SET PROBLEM - Transcribe every line of the listing below without any deviation.

## start

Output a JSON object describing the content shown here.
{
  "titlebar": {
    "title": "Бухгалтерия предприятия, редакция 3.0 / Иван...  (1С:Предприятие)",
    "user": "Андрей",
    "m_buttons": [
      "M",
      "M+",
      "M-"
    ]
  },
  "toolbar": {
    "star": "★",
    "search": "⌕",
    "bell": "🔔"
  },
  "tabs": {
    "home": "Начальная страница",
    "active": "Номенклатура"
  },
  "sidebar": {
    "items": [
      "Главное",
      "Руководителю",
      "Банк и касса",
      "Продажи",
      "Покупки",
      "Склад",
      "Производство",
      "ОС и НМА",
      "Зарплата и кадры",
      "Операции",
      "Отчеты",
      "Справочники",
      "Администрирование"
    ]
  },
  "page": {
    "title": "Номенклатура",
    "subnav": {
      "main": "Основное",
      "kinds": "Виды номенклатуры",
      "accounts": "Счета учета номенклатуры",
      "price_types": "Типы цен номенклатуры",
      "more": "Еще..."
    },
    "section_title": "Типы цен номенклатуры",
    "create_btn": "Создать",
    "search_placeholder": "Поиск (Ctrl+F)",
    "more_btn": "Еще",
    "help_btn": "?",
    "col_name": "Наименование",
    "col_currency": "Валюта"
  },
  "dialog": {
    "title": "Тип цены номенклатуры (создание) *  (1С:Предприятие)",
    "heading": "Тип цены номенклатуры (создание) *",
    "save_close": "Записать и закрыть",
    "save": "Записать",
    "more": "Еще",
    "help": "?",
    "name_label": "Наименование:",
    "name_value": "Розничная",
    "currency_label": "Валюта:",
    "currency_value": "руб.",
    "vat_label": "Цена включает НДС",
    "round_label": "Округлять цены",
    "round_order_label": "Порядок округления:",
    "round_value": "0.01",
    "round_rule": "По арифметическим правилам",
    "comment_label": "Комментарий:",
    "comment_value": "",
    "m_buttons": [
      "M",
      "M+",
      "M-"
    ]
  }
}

## end

OUTPUT FOR THIS EXERCISE -
Output a JSON object describing the content shown here.
{
  "titlebar": {
    "title": "Бухгалтерия предприятия, редакция 3.0 / Иван...  (1С:Предприятие)",
    "user": "Андрей",
    "m_buttons": [
      "M",
      "M+",
      "M-"
    ]
  },
  "toolbar": {
    "star": "★",
    "search": "⌕",
    "bell": "🔔"
  },
  "tabs": {
    "home": "Начальная страница",
    "active": "Номенклатура"
  },
  "sidebar": {
    "items": [
      "Главное",
      "Руководителю",
      "Банк и касса",
      "Продажи",
      "Покупки",
      "Склад",
      "Производство",
      "ОС и НМА",
      "Зарплата и кадры",
      "Операции",
      "Отчеты",
      "Справочники",
      "Администрирование"
    ]
  },
  "page": {
    "title": "Номенклатура",
    "subnav": {
      "main": "Основное",
      "kinds": "Виды номенклатуры",
      "accounts": "Счета учета номенклатуры",
      "price_types": "Типы цен номенклатуры",
      "more": "Еще..."
    },
    "section_title": "Типы цен номенклатуры",
    "create_btn": "Создать",
    "search_placeholder": "Поиск (Ctrl+F)",
    "more_btn": "Еще",
    "help_btn": "?",
    "col_name": "Наименование",
    "col_currency": "Валюта"
  },
  "dialog": {
    "title": "Тип цены номенклатуры (создание) *  (1С:Предприятие)",
    "heading": "Тип цены номенклатуры (создание) *",
    "save_close": "Записать и закрыть",
    "save": "Записать",
    "more": "Еще",
    "help": "?",
    "name_label": "Наименование:",
    "name_value": "Розничная",
    "currency_label": "Валюта:",
    "currency_value": "руб.",
    "vat_label": "Цена включает НДС",
    "round_label": "Округлять цены",
    "round_order_label": "Порядок округления:",
    "round_value": "0.01",
    "round_rule": "По арифметическим правилам",
    "comment_label": "Комментарий:",
    "comment_value": "",
    "m_buttons": [
      "M",
      "M+",
      "M-"
    ]
  }
}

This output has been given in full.